--- BEGIN Listing ---

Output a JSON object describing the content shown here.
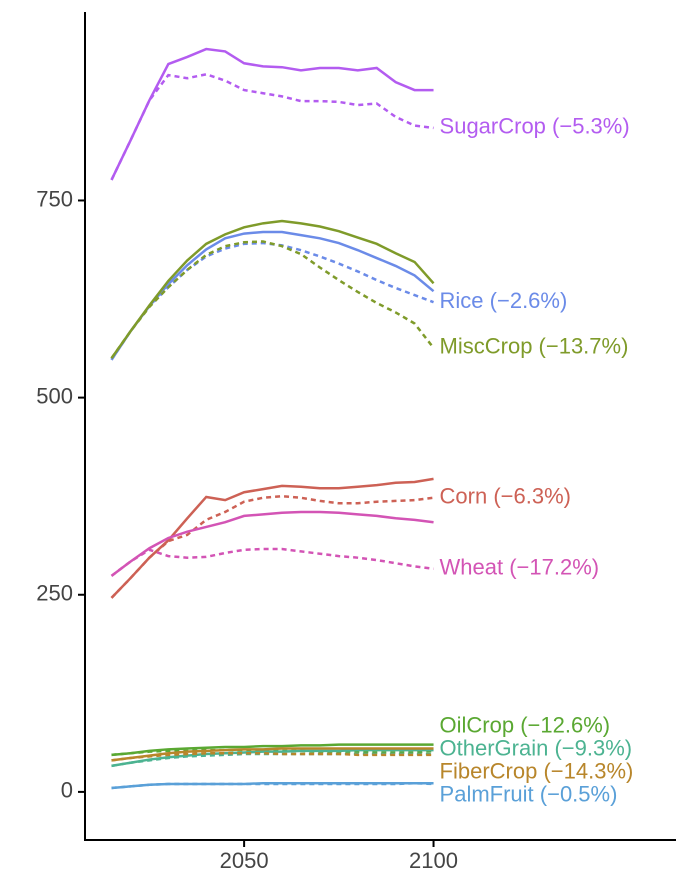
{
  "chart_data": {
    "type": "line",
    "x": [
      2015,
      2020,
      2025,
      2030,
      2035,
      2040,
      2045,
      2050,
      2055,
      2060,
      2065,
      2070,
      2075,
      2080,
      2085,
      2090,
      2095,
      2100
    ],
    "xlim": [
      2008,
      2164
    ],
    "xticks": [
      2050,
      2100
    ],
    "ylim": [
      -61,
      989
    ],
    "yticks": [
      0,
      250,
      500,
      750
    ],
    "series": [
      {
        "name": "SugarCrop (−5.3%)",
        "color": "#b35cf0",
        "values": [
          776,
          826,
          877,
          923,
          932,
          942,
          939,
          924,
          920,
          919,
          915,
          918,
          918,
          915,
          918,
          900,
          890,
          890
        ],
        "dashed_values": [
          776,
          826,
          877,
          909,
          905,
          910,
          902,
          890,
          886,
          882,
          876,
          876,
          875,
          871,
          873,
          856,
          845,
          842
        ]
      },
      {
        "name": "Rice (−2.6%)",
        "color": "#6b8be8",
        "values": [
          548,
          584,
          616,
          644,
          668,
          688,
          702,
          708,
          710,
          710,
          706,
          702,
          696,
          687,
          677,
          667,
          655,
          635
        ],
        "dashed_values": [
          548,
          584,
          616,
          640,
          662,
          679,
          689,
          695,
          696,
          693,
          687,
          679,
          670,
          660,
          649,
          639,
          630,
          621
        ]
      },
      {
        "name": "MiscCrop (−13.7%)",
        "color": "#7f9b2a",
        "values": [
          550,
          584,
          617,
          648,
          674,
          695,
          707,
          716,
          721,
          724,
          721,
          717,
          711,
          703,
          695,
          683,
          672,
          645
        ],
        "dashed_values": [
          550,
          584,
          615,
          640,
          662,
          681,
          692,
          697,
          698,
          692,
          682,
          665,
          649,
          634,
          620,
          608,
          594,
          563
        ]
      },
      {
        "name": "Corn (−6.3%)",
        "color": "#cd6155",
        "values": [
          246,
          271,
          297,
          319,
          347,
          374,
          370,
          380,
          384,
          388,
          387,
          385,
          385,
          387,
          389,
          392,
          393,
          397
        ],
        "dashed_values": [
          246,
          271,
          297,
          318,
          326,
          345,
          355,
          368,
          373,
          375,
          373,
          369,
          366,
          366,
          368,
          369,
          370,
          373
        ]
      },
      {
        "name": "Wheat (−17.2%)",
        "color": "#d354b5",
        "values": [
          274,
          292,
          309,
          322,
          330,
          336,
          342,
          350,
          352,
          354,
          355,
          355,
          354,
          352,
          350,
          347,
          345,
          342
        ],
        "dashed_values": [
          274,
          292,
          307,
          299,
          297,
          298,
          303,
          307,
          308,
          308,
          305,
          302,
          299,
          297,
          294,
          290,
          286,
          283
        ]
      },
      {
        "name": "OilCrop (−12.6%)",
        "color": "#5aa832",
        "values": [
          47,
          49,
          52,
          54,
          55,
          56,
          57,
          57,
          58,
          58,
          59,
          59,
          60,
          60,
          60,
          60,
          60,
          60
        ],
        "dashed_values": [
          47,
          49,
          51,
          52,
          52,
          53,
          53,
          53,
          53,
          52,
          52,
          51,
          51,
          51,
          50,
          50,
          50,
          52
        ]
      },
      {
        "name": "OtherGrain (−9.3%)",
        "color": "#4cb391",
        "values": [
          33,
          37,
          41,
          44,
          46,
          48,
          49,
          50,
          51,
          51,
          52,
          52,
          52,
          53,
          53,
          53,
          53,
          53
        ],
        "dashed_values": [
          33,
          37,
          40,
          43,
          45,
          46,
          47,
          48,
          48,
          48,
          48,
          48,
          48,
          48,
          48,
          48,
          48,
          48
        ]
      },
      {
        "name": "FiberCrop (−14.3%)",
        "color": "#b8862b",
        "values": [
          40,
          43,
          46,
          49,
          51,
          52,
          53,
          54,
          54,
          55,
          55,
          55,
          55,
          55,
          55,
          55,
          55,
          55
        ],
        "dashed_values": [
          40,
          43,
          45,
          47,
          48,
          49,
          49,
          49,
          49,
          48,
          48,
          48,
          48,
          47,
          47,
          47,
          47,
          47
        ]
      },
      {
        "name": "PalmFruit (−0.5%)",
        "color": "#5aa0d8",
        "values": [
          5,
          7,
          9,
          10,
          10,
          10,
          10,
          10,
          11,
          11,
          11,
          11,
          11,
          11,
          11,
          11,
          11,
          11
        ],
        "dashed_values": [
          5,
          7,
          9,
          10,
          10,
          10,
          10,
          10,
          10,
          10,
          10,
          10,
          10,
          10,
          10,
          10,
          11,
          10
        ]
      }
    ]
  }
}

--- END Listing ---
--- BEGIN Listing ---

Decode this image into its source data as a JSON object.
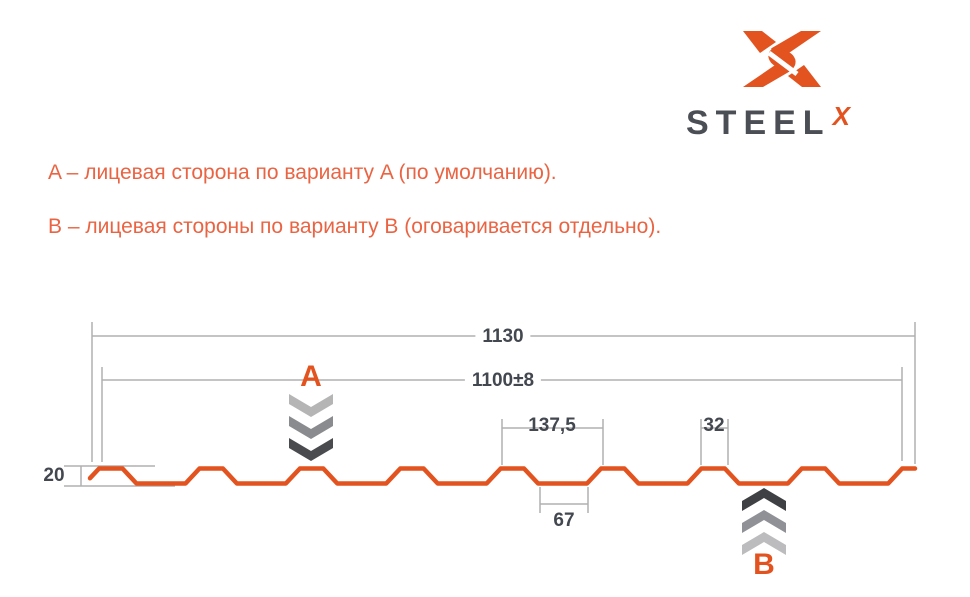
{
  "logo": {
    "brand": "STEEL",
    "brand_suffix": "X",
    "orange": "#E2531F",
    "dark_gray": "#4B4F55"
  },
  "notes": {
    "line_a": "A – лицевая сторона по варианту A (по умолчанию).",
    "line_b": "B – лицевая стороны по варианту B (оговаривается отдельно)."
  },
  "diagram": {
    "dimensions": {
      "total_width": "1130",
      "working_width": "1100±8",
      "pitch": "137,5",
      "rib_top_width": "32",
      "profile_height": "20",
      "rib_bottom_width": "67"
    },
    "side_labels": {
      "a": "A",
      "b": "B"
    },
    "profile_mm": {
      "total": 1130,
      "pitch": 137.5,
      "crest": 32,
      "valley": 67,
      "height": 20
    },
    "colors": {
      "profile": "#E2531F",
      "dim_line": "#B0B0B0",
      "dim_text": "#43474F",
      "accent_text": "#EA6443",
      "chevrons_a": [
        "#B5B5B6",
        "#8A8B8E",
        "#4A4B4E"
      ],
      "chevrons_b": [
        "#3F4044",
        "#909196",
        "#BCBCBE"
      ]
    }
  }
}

--- END Listing ---
--- BEGIN Listing ---

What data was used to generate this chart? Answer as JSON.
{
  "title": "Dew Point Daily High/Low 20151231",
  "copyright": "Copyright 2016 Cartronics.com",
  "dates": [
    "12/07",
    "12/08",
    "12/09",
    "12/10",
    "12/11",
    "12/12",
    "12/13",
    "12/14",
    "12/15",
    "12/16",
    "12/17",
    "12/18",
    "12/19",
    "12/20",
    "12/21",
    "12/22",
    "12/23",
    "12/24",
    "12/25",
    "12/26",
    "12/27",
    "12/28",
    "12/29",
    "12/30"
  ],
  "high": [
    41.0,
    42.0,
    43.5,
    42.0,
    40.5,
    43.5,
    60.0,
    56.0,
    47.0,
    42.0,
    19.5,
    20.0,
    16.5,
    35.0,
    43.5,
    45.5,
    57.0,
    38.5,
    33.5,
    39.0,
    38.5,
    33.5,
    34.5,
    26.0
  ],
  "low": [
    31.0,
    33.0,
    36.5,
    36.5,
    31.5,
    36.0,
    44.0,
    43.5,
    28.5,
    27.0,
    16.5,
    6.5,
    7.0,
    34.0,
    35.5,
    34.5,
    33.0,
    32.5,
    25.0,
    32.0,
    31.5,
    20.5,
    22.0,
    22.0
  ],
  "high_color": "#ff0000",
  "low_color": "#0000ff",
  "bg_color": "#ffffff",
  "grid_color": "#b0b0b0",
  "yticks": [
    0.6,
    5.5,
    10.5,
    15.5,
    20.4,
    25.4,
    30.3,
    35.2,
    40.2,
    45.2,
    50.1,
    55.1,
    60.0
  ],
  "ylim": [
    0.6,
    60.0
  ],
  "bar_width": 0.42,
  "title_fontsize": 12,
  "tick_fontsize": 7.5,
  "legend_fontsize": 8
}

--- END Listing ---

» Written task:
From the records above, copy every line that holds the word "this".

» Result:
Decode this image into its source data as a JSON object.
What data was used to generate this chart? Answer as JSON.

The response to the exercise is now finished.